(Entries with figure data)
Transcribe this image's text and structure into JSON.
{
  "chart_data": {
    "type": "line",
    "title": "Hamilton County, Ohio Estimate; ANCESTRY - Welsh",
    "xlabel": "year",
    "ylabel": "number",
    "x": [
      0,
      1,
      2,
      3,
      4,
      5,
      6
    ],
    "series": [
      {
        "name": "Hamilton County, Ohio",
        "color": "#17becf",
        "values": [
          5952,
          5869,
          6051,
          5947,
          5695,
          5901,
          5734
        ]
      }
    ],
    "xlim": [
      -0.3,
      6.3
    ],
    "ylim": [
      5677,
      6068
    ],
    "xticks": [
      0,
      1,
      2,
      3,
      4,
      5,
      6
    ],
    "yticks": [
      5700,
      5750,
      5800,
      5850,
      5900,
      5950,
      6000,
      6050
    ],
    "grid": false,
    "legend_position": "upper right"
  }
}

_Problem_
Return each entry from the material above exactly as it appears.

_Answer to the exercise_
Transcribe this image's text and structure into JSON.
{
  "chart_data": {
    "type": "line",
    "title": "Hamilton County, Ohio Estimate; ANCESTRY - Welsh",
    "xlabel": "year",
    "ylabel": "number",
    "x": [
      0,
      1,
      2,
      3,
      4,
      5,
      6
    ],
    "series": [
      {
        "name": "Hamilton County, Ohio",
        "color": "#17becf",
        "values": [
          5952,
          5869,
          6051,
          5947,
          5695,
          5901,
          5734
        ]
      }
    ],
    "xlim": [
      -0.3,
      6.3
    ],
    "ylim": [
      5677,
      6068
    ],
    "xticks": [
      0,
      1,
      2,
      3,
      4,
      5,
      6
    ],
    "yticks": [
      5700,
      5750,
      5800,
      5850,
      5900,
      5950,
      6000,
      6050
    ],
    "grid": false,
    "legend_position": "upper right"
  }
}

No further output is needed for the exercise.